Data extracted from a collection:

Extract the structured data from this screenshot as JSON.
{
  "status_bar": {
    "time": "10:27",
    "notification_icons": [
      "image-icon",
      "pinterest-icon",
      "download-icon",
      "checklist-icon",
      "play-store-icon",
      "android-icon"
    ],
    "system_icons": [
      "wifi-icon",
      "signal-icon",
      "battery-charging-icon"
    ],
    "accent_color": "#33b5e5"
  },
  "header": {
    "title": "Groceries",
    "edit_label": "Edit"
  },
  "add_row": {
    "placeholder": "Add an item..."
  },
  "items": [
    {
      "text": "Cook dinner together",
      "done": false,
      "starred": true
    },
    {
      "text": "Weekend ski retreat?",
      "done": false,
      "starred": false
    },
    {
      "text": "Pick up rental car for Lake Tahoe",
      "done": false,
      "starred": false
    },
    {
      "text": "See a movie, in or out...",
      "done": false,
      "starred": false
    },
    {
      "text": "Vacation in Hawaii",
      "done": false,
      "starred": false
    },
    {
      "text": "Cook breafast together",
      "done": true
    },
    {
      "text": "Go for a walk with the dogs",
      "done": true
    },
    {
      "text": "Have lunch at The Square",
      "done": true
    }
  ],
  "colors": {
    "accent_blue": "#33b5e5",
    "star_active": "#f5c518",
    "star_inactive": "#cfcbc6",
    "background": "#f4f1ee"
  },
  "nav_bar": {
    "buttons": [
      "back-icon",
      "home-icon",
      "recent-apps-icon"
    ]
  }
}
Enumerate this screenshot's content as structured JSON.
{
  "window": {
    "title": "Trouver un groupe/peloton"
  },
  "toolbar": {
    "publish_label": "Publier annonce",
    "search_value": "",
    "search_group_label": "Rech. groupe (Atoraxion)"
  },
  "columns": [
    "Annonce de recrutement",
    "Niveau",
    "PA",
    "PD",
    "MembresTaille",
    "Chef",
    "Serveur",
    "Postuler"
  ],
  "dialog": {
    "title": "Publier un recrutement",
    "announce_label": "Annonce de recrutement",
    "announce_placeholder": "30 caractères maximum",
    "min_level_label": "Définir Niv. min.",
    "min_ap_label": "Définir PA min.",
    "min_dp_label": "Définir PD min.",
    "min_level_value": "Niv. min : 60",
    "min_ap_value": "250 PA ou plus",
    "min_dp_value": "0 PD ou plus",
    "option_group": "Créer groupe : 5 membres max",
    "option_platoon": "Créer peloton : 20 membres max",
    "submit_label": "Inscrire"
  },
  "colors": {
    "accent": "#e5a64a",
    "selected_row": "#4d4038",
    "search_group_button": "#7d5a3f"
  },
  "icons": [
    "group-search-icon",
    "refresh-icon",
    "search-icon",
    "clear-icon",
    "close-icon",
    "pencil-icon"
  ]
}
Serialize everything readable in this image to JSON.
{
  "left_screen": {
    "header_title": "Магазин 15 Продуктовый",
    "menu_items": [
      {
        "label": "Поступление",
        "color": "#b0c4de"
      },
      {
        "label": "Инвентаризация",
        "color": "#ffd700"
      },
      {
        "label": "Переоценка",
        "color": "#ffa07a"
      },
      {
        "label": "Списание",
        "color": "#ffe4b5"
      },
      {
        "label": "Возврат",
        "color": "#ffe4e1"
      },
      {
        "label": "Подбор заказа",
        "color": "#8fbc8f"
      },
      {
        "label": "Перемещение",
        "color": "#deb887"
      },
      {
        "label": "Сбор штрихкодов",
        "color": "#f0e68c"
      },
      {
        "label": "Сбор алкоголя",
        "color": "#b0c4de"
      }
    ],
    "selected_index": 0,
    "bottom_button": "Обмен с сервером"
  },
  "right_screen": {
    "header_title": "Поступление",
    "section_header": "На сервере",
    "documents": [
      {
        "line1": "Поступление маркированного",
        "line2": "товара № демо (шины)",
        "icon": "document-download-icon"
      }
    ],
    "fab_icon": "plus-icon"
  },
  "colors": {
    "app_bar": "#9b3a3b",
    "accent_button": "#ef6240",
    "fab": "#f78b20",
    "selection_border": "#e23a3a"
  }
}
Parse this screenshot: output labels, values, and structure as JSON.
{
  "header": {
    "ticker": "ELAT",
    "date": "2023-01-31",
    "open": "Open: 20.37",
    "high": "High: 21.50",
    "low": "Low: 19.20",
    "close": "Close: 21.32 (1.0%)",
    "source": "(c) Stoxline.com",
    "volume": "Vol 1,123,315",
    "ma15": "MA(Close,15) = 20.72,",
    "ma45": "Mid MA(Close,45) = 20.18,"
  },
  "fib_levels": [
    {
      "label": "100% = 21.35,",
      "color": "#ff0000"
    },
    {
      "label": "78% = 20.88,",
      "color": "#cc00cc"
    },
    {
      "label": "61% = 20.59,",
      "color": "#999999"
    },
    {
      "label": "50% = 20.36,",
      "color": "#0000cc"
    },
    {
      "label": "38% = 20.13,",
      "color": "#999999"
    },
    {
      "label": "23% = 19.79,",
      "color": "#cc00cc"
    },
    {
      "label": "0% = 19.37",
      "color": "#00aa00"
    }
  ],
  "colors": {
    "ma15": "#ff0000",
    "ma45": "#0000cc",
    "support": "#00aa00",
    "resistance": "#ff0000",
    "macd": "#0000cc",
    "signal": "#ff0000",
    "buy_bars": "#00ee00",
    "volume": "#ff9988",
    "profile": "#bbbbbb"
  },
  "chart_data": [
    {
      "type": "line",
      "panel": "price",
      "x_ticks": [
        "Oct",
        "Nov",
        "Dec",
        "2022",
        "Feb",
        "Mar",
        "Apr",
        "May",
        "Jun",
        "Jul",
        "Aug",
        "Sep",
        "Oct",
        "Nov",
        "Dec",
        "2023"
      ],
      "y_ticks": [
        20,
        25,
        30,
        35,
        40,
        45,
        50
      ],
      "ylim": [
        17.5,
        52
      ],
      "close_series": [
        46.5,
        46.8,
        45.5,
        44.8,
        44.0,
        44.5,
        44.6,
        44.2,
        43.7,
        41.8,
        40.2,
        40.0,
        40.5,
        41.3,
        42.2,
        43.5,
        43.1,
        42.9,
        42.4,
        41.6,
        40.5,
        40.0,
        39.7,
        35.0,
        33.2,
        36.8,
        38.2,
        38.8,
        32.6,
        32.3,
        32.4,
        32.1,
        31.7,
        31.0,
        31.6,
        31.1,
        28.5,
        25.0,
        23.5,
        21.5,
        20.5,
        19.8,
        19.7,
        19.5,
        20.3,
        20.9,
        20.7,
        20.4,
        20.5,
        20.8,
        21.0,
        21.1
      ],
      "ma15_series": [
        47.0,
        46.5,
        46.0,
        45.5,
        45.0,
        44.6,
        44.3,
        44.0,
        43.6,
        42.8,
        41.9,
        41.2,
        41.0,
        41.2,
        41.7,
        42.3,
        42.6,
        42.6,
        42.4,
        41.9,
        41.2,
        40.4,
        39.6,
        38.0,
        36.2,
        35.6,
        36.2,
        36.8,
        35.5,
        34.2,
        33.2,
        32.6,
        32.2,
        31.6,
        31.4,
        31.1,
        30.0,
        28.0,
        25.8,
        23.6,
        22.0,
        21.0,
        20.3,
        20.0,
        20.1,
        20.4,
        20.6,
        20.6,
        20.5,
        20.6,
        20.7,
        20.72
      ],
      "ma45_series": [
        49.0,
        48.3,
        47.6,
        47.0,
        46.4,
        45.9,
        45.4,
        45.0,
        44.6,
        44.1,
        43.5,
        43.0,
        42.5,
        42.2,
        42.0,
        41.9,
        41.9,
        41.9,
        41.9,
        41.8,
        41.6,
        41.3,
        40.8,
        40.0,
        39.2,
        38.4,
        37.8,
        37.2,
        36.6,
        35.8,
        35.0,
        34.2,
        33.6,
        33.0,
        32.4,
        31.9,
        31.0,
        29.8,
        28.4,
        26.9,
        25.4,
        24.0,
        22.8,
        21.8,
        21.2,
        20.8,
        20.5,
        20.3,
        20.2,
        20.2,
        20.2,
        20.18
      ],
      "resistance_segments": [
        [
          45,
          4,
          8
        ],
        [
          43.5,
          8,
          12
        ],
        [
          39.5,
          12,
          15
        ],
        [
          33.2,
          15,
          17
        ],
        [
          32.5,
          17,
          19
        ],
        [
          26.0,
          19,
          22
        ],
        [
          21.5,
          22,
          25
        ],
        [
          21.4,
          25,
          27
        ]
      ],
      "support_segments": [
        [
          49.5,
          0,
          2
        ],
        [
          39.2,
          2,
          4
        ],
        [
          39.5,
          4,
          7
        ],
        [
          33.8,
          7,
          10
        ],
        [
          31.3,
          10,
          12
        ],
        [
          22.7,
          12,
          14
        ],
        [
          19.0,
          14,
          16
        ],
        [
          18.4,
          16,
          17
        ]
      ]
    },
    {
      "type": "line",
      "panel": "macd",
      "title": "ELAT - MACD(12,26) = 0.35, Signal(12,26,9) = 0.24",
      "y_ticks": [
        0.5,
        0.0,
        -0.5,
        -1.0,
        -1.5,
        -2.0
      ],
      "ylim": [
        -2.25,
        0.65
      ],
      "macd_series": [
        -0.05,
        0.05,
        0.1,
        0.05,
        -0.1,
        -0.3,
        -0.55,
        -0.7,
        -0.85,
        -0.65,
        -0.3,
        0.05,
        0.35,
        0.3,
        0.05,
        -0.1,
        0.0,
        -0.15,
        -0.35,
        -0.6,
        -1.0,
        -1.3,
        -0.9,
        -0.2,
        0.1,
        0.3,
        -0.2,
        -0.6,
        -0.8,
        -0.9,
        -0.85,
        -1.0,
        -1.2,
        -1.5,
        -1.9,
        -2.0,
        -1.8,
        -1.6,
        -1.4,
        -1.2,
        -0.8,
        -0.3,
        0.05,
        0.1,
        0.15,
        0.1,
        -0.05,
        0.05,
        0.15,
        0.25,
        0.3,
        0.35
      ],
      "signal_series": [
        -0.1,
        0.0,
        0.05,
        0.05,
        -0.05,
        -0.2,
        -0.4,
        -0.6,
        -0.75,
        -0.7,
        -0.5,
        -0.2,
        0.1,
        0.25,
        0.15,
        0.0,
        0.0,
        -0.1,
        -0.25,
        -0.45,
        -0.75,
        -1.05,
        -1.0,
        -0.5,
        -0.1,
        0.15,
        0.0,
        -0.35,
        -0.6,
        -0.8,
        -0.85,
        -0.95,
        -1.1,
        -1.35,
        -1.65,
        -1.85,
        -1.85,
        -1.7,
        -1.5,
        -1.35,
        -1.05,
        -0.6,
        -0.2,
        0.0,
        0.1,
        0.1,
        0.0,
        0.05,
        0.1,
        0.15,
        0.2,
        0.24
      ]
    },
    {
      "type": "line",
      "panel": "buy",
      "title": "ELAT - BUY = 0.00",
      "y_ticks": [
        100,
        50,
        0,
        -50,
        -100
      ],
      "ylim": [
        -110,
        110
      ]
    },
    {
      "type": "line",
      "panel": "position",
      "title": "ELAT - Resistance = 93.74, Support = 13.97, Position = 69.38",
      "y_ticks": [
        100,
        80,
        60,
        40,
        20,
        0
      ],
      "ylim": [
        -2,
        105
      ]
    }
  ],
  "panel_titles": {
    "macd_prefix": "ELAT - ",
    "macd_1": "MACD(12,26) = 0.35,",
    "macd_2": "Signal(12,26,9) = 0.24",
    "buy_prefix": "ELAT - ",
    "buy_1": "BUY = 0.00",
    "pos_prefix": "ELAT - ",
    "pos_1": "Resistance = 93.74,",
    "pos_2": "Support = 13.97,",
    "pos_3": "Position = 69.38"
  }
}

» **Exercise description**
Looking at the entries above, how many lines contain the word "peloton"? Answer with the number alone.

» **Solution**
2